### [DESCRIPTION OF THE TASK]
All lines in the data bearing the string "américain" should be identified and copied.

### [THE RECORDS]

----

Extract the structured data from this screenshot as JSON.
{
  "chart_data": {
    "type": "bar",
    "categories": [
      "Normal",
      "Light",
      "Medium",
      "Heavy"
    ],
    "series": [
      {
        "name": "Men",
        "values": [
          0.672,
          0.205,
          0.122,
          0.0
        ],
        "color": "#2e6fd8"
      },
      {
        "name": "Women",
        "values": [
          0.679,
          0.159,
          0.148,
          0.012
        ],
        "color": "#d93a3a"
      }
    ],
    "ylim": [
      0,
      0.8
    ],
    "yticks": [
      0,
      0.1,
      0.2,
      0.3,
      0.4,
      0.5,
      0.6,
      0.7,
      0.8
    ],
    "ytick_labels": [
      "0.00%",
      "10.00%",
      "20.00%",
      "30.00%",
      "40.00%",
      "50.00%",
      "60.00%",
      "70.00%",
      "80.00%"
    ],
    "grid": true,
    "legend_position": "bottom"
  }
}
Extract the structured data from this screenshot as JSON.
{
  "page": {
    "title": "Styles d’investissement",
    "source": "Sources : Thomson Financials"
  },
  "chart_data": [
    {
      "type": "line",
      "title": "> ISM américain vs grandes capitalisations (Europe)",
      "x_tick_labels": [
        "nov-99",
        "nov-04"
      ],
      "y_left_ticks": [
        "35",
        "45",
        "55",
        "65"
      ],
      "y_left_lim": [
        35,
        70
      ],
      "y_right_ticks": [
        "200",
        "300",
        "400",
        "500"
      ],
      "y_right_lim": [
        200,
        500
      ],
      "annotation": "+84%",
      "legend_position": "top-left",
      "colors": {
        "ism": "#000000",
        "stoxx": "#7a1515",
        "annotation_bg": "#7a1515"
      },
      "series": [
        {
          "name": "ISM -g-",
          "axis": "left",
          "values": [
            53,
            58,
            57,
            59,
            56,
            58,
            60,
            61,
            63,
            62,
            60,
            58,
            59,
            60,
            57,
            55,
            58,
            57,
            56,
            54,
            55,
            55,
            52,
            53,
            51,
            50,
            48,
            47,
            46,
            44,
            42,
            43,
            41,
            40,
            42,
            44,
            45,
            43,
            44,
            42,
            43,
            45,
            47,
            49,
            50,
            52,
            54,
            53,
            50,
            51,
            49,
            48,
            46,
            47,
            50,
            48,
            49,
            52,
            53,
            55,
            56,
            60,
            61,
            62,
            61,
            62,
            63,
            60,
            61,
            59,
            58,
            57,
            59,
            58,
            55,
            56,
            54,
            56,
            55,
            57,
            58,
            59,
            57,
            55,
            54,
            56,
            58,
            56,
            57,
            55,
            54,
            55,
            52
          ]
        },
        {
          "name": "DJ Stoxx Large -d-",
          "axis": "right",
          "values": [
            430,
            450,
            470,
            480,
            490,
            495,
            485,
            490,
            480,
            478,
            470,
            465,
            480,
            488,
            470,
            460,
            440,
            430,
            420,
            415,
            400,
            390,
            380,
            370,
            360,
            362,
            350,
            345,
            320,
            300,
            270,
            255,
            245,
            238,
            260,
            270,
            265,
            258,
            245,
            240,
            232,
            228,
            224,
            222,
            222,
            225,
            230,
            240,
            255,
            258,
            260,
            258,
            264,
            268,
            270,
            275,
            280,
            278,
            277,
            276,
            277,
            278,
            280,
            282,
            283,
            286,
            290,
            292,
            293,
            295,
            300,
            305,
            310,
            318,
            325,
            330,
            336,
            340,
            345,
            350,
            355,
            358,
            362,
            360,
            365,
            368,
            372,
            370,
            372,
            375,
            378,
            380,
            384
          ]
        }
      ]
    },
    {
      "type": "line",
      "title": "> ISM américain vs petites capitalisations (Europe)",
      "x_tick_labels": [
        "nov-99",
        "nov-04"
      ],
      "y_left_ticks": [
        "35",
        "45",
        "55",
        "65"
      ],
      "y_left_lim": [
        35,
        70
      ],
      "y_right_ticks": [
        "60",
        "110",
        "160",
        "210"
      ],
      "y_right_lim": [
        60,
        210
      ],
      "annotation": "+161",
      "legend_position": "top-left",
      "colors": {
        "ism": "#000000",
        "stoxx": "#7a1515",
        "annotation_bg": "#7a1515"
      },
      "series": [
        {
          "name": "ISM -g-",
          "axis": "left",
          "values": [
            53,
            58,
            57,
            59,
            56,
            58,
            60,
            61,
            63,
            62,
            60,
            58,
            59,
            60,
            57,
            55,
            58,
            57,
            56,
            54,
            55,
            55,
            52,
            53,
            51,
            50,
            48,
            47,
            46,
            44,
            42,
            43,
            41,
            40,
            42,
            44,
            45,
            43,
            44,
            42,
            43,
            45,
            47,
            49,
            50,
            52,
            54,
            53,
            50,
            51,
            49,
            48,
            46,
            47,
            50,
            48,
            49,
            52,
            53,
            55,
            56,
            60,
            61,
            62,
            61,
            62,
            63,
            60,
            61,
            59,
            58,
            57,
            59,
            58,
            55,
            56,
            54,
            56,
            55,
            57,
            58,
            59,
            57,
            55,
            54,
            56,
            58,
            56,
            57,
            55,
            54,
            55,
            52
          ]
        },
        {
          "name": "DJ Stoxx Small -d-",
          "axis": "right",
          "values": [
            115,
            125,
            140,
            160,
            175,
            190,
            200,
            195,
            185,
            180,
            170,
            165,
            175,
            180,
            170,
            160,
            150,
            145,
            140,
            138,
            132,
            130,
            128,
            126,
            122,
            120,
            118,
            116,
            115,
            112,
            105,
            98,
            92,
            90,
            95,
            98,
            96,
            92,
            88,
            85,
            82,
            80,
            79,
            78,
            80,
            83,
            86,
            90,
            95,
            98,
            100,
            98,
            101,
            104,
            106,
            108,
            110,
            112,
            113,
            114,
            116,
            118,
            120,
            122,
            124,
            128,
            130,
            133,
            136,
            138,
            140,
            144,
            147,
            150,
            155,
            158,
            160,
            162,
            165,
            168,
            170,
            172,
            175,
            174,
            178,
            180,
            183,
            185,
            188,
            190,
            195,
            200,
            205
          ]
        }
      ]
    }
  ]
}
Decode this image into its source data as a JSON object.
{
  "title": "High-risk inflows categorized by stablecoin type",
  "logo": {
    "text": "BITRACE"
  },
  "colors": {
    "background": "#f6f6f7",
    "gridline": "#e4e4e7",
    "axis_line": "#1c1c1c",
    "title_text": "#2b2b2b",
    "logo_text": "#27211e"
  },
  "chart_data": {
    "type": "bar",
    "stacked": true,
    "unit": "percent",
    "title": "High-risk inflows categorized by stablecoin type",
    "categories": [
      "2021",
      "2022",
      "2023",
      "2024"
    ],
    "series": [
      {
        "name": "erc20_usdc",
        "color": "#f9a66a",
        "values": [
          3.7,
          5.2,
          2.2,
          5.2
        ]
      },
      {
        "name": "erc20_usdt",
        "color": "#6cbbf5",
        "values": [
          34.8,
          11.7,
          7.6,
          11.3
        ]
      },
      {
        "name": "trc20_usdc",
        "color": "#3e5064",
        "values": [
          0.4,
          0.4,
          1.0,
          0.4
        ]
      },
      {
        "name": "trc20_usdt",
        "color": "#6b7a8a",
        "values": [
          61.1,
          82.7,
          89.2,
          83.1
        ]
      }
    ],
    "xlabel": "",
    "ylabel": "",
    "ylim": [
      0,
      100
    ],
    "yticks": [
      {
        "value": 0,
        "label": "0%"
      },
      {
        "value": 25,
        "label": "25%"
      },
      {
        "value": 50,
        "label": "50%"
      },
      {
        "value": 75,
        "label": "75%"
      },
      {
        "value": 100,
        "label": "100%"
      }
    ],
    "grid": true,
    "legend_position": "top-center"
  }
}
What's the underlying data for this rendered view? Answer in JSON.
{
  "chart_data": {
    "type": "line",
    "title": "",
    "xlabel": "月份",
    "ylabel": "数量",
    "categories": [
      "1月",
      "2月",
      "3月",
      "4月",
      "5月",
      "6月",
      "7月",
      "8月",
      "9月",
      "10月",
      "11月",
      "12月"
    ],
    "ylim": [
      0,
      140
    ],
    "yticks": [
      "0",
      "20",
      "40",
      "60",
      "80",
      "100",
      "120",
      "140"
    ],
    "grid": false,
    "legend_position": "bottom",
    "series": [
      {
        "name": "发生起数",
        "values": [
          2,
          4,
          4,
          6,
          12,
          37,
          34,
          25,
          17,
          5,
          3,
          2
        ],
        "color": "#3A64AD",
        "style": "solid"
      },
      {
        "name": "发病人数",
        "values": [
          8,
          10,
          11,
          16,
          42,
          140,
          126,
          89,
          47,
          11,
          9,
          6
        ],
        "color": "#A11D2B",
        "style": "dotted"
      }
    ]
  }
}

----

### [OUTPUT FOR THIS EXERCISE]
      "title": "> ISM américain vs grandes capitalisations (Europe)",
      "title": "> ISM américain vs petites capitalisations (Europe)",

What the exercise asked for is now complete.